** WHAT THE TASK REQUIRES **
Check each line of the listing, and copy it if it contains the word "tratores".

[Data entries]

====================

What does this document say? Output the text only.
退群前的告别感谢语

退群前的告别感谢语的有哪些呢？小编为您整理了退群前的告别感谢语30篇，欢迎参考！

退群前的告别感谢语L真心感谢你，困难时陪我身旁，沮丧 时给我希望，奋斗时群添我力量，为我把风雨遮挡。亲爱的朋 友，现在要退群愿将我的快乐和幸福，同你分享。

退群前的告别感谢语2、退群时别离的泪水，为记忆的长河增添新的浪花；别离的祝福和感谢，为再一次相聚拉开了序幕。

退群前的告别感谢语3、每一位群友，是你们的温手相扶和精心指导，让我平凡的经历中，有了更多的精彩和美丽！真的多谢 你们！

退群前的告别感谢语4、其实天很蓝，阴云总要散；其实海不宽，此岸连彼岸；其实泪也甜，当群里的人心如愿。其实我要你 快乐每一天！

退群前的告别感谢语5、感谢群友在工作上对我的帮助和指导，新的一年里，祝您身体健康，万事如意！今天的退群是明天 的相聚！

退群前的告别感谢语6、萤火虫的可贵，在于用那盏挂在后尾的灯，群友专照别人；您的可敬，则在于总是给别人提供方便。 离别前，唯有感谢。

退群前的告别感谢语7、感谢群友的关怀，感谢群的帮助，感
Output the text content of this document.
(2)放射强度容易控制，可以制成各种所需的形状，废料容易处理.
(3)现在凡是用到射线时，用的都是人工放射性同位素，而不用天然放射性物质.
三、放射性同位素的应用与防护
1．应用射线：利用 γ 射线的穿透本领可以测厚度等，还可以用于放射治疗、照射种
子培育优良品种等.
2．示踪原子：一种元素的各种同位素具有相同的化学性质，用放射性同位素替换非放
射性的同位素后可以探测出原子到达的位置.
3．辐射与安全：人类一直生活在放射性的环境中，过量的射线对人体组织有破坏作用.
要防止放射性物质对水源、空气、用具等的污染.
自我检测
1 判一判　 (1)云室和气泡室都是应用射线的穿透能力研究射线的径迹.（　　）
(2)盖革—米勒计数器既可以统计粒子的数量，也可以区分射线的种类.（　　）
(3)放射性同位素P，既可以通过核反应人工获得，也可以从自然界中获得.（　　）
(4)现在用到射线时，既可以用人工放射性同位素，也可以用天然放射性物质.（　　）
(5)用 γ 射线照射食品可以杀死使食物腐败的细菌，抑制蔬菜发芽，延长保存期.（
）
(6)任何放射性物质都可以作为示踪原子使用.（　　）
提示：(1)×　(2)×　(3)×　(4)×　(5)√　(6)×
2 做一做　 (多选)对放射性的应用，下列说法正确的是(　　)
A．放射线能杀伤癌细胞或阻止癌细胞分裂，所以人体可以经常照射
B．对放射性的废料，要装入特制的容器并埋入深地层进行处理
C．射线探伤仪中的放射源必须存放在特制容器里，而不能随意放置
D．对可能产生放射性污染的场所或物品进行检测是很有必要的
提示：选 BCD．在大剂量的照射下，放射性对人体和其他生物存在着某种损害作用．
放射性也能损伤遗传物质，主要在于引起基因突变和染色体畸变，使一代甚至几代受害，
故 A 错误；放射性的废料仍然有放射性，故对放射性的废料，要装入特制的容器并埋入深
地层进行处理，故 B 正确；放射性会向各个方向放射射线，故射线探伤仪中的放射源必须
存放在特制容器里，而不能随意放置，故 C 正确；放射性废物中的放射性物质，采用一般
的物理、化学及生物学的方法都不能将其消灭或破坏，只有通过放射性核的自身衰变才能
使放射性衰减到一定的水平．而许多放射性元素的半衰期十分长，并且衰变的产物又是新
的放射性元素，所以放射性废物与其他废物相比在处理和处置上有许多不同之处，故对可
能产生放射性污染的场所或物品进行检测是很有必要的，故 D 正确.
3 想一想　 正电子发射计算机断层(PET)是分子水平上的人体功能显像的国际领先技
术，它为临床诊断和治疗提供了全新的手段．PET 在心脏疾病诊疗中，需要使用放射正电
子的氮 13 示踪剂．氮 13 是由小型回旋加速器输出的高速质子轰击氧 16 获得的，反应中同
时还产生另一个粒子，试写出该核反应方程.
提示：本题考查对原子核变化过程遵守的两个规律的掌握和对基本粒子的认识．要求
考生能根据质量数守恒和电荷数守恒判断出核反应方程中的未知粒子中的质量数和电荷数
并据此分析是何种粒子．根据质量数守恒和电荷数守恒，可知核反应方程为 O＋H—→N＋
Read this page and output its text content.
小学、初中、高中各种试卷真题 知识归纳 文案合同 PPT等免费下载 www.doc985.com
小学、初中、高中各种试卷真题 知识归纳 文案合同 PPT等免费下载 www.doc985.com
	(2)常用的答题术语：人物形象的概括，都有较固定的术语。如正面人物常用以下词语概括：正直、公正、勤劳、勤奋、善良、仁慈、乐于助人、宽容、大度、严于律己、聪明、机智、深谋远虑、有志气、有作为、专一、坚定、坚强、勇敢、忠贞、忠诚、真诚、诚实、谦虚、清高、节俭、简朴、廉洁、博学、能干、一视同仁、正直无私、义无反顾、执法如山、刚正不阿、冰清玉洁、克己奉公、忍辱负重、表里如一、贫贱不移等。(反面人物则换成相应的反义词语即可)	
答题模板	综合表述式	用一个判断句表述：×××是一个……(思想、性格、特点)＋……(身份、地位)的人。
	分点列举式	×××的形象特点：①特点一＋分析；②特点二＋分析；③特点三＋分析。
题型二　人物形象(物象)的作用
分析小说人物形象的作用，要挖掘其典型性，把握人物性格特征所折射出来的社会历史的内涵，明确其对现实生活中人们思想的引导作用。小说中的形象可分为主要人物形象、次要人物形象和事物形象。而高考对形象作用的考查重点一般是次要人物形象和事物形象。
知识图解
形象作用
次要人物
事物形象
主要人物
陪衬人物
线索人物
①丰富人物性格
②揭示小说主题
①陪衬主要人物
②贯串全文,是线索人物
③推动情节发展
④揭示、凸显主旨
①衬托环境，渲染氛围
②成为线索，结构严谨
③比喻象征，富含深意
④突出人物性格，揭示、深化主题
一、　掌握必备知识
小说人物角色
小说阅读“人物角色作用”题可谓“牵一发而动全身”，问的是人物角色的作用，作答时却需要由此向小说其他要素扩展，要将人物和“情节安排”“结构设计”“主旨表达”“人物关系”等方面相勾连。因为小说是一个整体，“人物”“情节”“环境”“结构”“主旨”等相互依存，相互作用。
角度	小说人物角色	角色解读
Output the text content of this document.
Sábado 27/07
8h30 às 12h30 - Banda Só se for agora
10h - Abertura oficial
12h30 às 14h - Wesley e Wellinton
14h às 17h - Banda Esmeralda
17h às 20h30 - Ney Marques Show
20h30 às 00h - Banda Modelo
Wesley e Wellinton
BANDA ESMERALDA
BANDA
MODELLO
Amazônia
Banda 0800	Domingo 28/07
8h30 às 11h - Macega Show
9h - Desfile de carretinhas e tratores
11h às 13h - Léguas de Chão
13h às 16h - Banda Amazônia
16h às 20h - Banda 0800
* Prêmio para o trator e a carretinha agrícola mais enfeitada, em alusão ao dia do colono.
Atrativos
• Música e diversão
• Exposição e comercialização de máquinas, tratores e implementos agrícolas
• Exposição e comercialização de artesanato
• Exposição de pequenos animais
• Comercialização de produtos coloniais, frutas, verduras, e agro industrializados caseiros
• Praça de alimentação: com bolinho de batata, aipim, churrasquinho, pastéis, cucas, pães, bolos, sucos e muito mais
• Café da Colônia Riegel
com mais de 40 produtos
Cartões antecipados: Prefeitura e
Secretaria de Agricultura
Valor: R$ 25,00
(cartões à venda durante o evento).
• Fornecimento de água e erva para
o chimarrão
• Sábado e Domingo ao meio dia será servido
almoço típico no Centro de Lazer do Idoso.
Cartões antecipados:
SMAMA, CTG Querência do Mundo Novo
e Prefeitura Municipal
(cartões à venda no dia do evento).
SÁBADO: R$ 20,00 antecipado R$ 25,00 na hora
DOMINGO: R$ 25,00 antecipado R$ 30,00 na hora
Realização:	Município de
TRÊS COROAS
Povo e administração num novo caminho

====================

** SOLUTION FOR THIS PROBLEM **
9h - Desfile de carretinhas e tratores
• Exposição e comercialização de máquinas, tratores e implementos agrícolas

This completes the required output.